● Set task
Copy every line with the string "Contentful" in it.

● Supplied material
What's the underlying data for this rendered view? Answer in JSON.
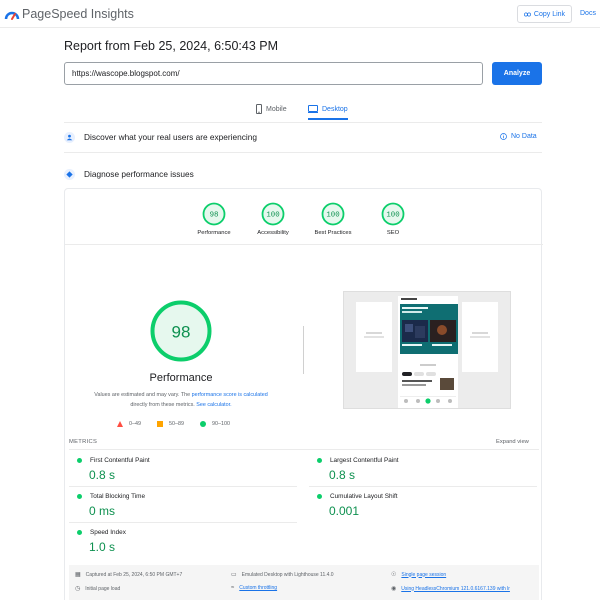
{
  "header": {
    "brand": "PageSpeed Insights",
    "copy_link_label": "Copy Link",
    "docs_label": "Docs"
  },
  "report": {
    "title": "Report from Feb 25, 2024, 6:50:43 PM",
    "url_value": "https://wascope.blogspot.com/",
    "analyze_label": "Analyze"
  },
  "device_tabs": [
    {
      "label": "Mobile",
      "active": false
    },
    {
      "label": "Desktop",
      "active": true
    }
  ],
  "field_data": {
    "heading": "Discover what your real users are experiencing",
    "status": "No Data"
  },
  "diagnose": {
    "heading": "Diagnose performance issues"
  },
  "categories": [
    {
      "score": "98",
      "label": "Performance"
    },
    {
      "score": "100",
      "label": "Accessibility"
    },
    {
      "score": "100",
      "label": "Best Practices"
    },
    {
      "score": "100",
      "label": "SEO"
    }
  ],
  "performance": {
    "score": "98",
    "label": "Performance",
    "note_prefix": "Values are estimated and may vary. The ",
    "note_link1": "performance score is calculated",
    "note_middle": " directly from these metrics. ",
    "note_link2": "See calculator.",
    "legend": [
      {
        "range": "0–49",
        "color": "#ff4e42",
        "shape": "triangle"
      },
      {
        "range": "50–89",
        "color": "#ffa400",
        "shape": "square"
      },
      {
        "range": "90–100",
        "color": "#0cce6b",
        "shape": "circle"
      }
    ]
  },
  "metrics": {
    "section_label": "METRICS",
    "expand_label": "Expand view",
    "items": [
      {
        "name": "First Contentful Paint",
        "value": "0.8 s"
      },
      {
        "name": "Largest Contentful Paint",
        "value": "0.8 s"
      },
      {
        "name": "Total Blocking Time",
        "value": "0 ms"
      },
      {
        "name": "Cumulative Layout Shift",
        "value": "0.001"
      },
      {
        "name": "Speed Index",
        "value": "1.0 s"
      }
    ]
  },
  "runtime": {
    "captured": "Captured at Feb 25, 2024, 6:50 PM GMT+7",
    "emulated": "Emulated Desktop with Lighthouse 11.4.0",
    "session": "Single page session",
    "page_load": "Initial page load",
    "throttling": "Custom throttling",
    "browser": "Using HeadlessChromium 121.0.6167.139 with lr"
  },
  "colors": {
    "accent": "#1a73e8",
    "pass": "#0cce6b",
    "pass_text": "#0d904f",
    "pass_fill": "#e6f8ee"
  },
  "icons": [
    "pagespeed-logo-icon",
    "link-icon",
    "mobile-icon",
    "desktop-icon",
    "people-icon",
    "info-icon",
    "diagnose-icon",
    "calendar-icon",
    "desktop-emulation-icon",
    "session-icon",
    "timer-icon",
    "wifi-icon",
    "browser-icon"
  ]
}
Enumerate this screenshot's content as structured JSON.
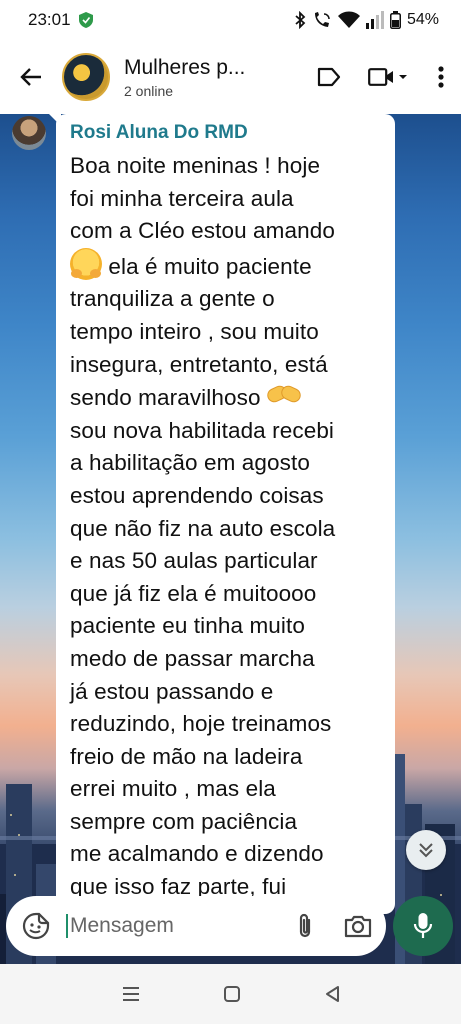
{
  "status_bar": {
    "time": "23:01",
    "battery": "54%"
  },
  "header": {
    "group_name": "Mulheres p...",
    "subtitle": "2 online"
  },
  "message": {
    "sender": "Rosi Aluna Do RMD",
    "line_1": "Boa noite meninas ! hoje\nfoi minha terceira aula\ncom a Cléo estou amando\n",
    "line_2": "  ela é muito paciente\ntranquiliza a gente o\ntempo inteiro , sou muito\ninsegura, entretanto, está\nsendo maravilhoso ",
    "line_3": "\nsou nova habilitada recebi\na habilitação   em agosto\nestou aprendendo coisas\nque não fiz na auto escola\ne nas 50 aulas particular\nque já fiz  ela é muitoooo\npaciente eu tinha muito\nmedo de passar marcha\njá estou passando e\nreduzindo, hoje treinamos\nfreio de mão na ladeira\nerrei muito , mas ela\nsempre com paciência\nme acalmando e dizendo\nque isso faz parte, fui\naté no mecânico levar"
  },
  "composer": {
    "placeholder": "Mensagem"
  },
  "icons": {
    "back": "arrow-left-icon",
    "label": "label-icon",
    "video": "video-call-icon",
    "more": "more-vert-icon",
    "sticker": "sticker-icon",
    "attach": "paperclip-icon",
    "camera": "camera-icon",
    "mic": "microphone-icon",
    "scroll": "double-chevron-down-icon"
  },
  "colors": {
    "sender_name": "#1f7a8c",
    "mic_button": "#1e6b4f"
  }
}
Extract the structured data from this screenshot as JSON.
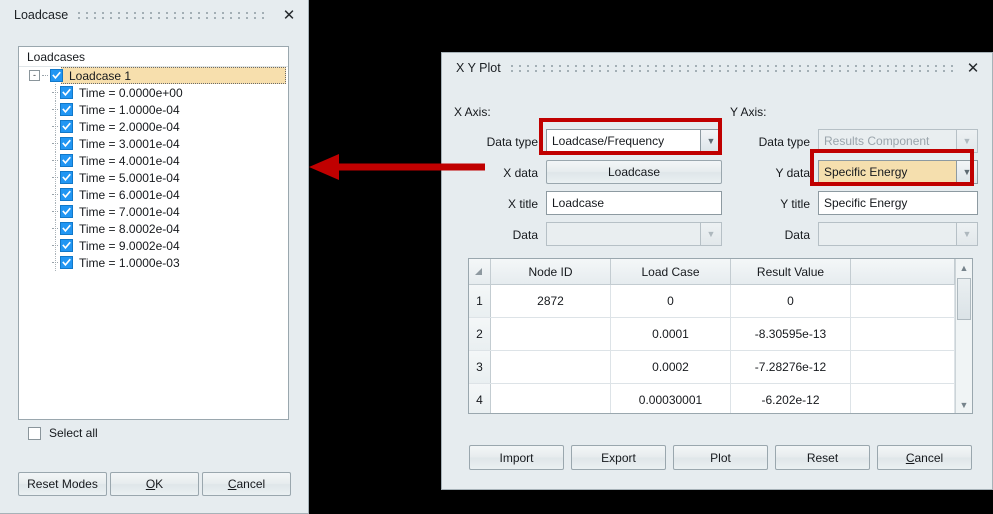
{
  "loadcase_dialog": {
    "title": "Loadcase",
    "close_icon": "close-icon",
    "list_header": "Loadcases",
    "root": {
      "label": "Loadcase 1",
      "checked": true,
      "expander": "-"
    },
    "items": [
      {
        "label": "Time = 0.0000e+00",
        "checked": true
      },
      {
        "label": "Time = 1.0000e-04",
        "checked": true
      },
      {
        "label": "Time = 2.0000e-04",
        "checked": true
      },
      {
        "label": "Time = 3.0001e-04",
        "checked": true
      },
      {
        "label": "Time = 4.0001e-04",
        "checked": true
      },
      {
        "label": "Time = 5.0001e-04",
        "checked": true
      },
      {
        "label": "Time = 6.0001e-04",
        "checked": true
      },
      {
        "label": "Time = 7.0001e-04",
        "checked": true
      },
      {
        "label": "Time = 8.0002e-04",
        "checked": true
      },
      {
        "label": "Time = 9.0002e-04",
        "checked": true
      },
      {
        "label": "Time = 1.0000e-03",
        "checked": true
      }
    ],
    "select_all": {
      "label": "Select all",
      "checked": false
    },
    "buttons": [
      {
        "label": "Reset Modes",
        "mnemonic": ""
      },
      {
        "label": "OK",
        "mnemonic": "O"
      },
      {
        "label": "Cancel",
        "mnemonic": "C"
      }
    ]
  },
  "xyplot_dialog": {
    "title": "X Y Plot",
    "close_icon": "close-icon",
    "x_axis": {
      "group_label": "X Axis:",
      "data_type_label": "Data type",
      "data_type_value": "Loadcase/Frequency",
      "data_label": "X data",
      "data_value": "Loadcase",
      "title_label": "X title",
      "title_value": "Loadcase",
      "extra_label": "Data",
      "extra_value": ""
    },
    "y_axis": {
      "group_label": "Y Axis:",
      "data_type_label": "Data type",
      "data_type_value": "Results Component",
      "data_label": "Y data",
      "data_value": "Specific Energy",
      "title_label": "Y title",
      "title_value": "Specific Energy",
      "extra_label": "Data",
      "extra_value": ""
    },
    "table": {
      "columns": [
        "",
        "Node ID",
        "Load Case",
        "Result Value",
        ""
      ],
      "rows": [
        {
          "num": "1",
          "node_id": "2872",
          "load_case": "0",
          "result_value": "0"
        },
        {
          "num": "2",
          "node_id": "",
          "load_case": "0.0001",
          "result_value": "-8.30595e-13"
        },
        {
          "num": "3",
          "node_id": "",
          "load_case": "0.0002",
          "result_value": "-7.28276e-12"
        },
        {
          "num": "4",
          "node_id": "",
          "load_case": "0.00030001",
          "result_value": "-6.202e-12"
        }
      ],
      "scroll_up_icon": "chevron-up-icon",
      "scroll_down_icon": "chevron-down-icon"
    },
    "buttons": [
      {
        "label": "Import",
        "mnemonic": ""
      },
      {
        "label": "Export",
        "mnemonic": ""
      },
      {
        "label": "Plot",
        "mnemonic": ""
      },
      {
        "label": "Reset",
        "mnemonic": ""
      },
      {
        "label": "Cancel",
        "mnemonic": "C"
      }
    ]
  },
  "annotations": {
    "highlight_color": "#c00000",
    "arrow_icon": "left-arrow-annotation",
    "boxes": [
      "x-data-type-combo",
      "y-data-combo"
    ]
  }
}
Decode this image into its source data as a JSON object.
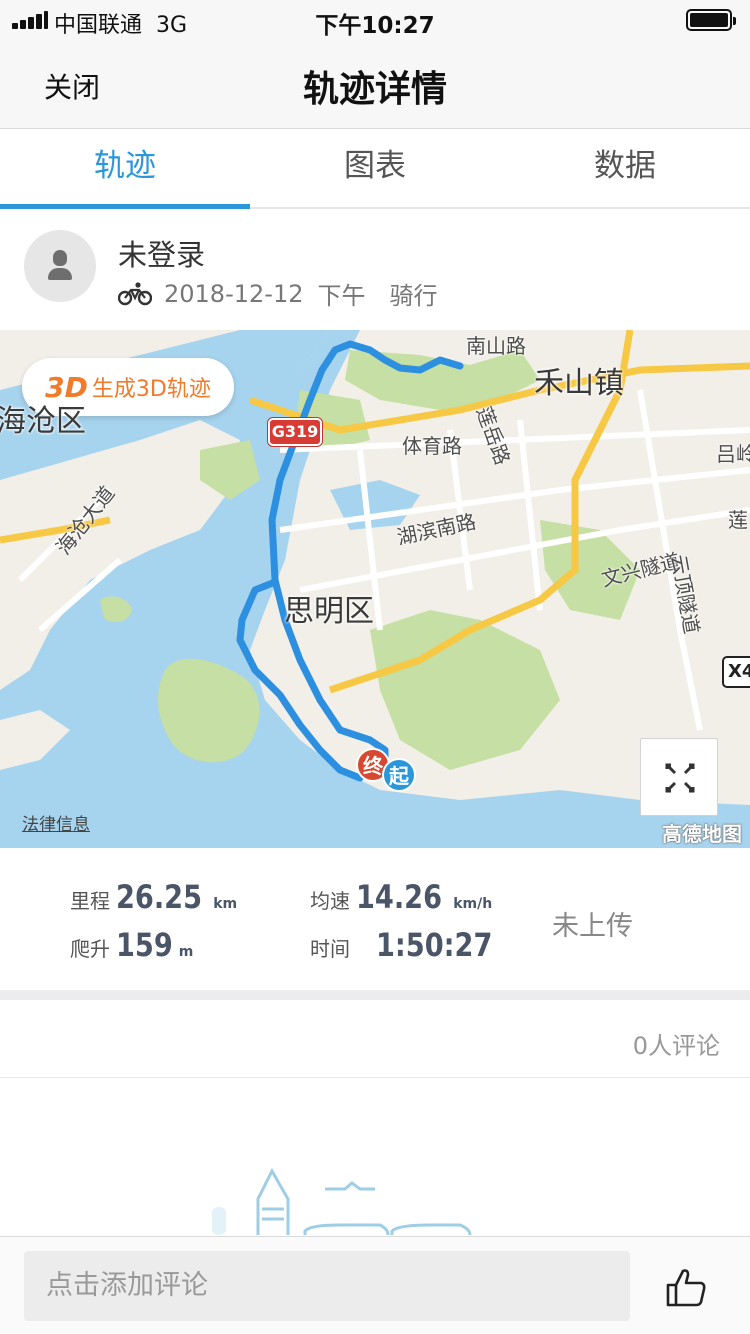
{
  "status_bar": {
    "carrier": "中国联通",
    "network": "3G",
    "time": "下午10:27",
    "battery_level": 1.0
  },
  "nav": {
    "close_label": "关闭",
    "title": "轨迹详情"
  },
  "tabs": [
    {
      "label": "轨迹",
      "active": true
    },
    {
      "label": "图表",
      "active": false
    },
    {
      "label": "数据",
      "active": false
    }
  ],
  "user": {
    "name": "未登录",
    "date": "2018-12-12",
    "period": "下午",
    "activity": "骑行"
  },
  "map": {
    "button_3d_logo": "3D",
    "button_3d_label": "生成3D轨迹",
    "legal_link": "法律信息",
    "provider": "高德地图",
    "road_badge": "G319",
    "badge_x": "X4",
    "marker_start": "起",
    "marker_end": "终",
    "labels": {
      "district": "思明区",
      "town": "禾山镇",
      "haicang": "海沧区",
      "tiyu_road": "体育路",
      "lianyue_road": "莲岳路",
      "hubin_south": "湖滨南路",
      "haicang_ave": "海沧大道",
      "wenxing_tunnel": "文兴隧道",
      "yunding_tunnel": "云顶隧道",
      "nanshan_road": "南山路",
      "lvling": "吕岭",
      "lian": "莲"
    },
    "route_color": "#2d8fe0"
  },
  "stats": {
    "distance": {
      "label": "里程",
      "value": "26.25",
      "unit": "km"
    },
    "climb": {
      "label": "爬升",
      "value": "159",
      "unit": "m"
    },
    "avg_speed": {
      "label": "均速",
      "value": "14.26",
      "unit": "km/h"
    },
    "duration": {
      "label": "时间",
      "value": "1:50:27"
    },
    "upload_status": "未上传"
  },
  "comments": {
    "count_label": "0人评论",
    "input_placeholder": "点击添加评论"
  },
  "icons": {
    "bike": "bike-icon",
    "avatar": "user-avatar-icon",
    "expand": "expand-icon",
    "like": "thumbs-up-icon"
  },
  "colors": {
    "accent": "#2b97d8",
    "map_water": "#a6d3ee",
    "map_green": "#c5dfa4",
    "marker_end": "#d8472f",
    "marker_start": "#2b97d8"
  }
}
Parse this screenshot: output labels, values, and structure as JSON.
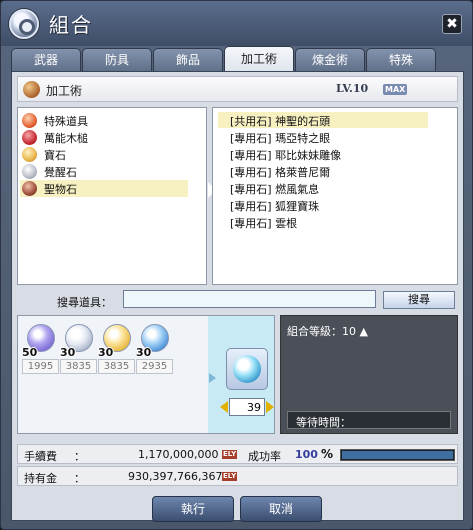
{
  "window": {
    "title": "組合",
    "close_label": "✖"
  },
  "tabs": [
    {
      "label": "武器"
    },
    {
      "label": "防具"
    },
    {
      "label": "飾品"
    },
    {
      "label": "加工術"
    },
    {
      "label": "煉金術"
    },
    {
      "label": "特殊"
    }
  ],
  "section": {
    "title": "加工術",
    "level": "LV.10",
    "max_badge": "MAX"
  },
  "categories": [
    {
      "label": "特殊道具",
      "icon": "special-item-icon",
      "color": "#e15a2b"
    },
    {
      "label": "萬能木槌",
      "icon": "mallet-icon",
      "color": "#c2242d"
    },
    {
      "label": "寶石",
      "icon": "gem-icon",
      "color": "#e8b54a"
    },
    {
      "label": "覺醒石",
      "icon": "awakening-stone-icon",
      "color": "#b8bcc7"
    },
    {
      "label": "聖物石",
      "icon": "relic-stone-icon",
      "color": "#9c4d3a"
    }
  ],
  "selected_category": "聖物石",
  "items": [
    {
      "label": "[共用石] 神聖的石頭"
    },
    {
      "label": "[專用石] 瑪亞特之眼"
    },
    {
      "label": "[專用石] 耶比妹妹雕像"
    },
    {
      "label": "[專用石] 格萊普尼爾"
    },
    {
      "label": "[專用石] 燃風氣息"
    },
    {
      "label": "[專用石] 狐狸寶珠"
    },
    {
      "label": "[專用石] 雲根"
    }
  ],
  "selected_item": "[共用石] 神聖的石頭",
  "search": {
    "label": "搜尋道具：",
    "value": "",
    "button_label": "搜尋"
  },
  "materials": [
    {
      "required": "50",
      "owned": "1995",
      "icon": "purple-gem-icon",
      "color": "#7e6bd6"
    },
    {
      "required": "30",
      "owned": "3835",
      "icon": "silver-gem-icon",
      "color": "#c9d2e2"
    },
    {
      "required": "30",
      "owned": "3835",
      "icon": "gold-gem-icon",
      "color": "#f0c64c"
    },
    {
      "required": "30",
      "owned": "2935",
      "icon": "blue-gem-icon",
      "color": "#5aa7e6"
    }
  ],
  "result": {
    "icon": "holy-stone-icon",
    "quantity": "39"
  },
  "info": {
    "combo_level": "組合等級：10 ▲",
    "wait_label": "等待時間："
  },
  "fee": {
    "label": "手續費",
    "colon": "：",
    "value": "1,170,000,000",
    "currency": "ELY"
  },
  "gold": {
    "label": "持有金",
    "colon": "：",
    "value": "930,397,766,367",
    "currency": "ELY"
  },
  "success": {
    "label": "成功率",
    "value": "100",
    "unit": "%",
    "fraction": 1.0
  },
  "buttons": {
    "execute_label": "執行",
    "cancel_label": "取消"
  },
  "colors": {
    "accent": "#3f6fa1",
    "selection": "#f7f1c2"
  }
}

● Answer for the task
        "name": "First Contentful Paint",
        "name": "Largest Contentful Paint",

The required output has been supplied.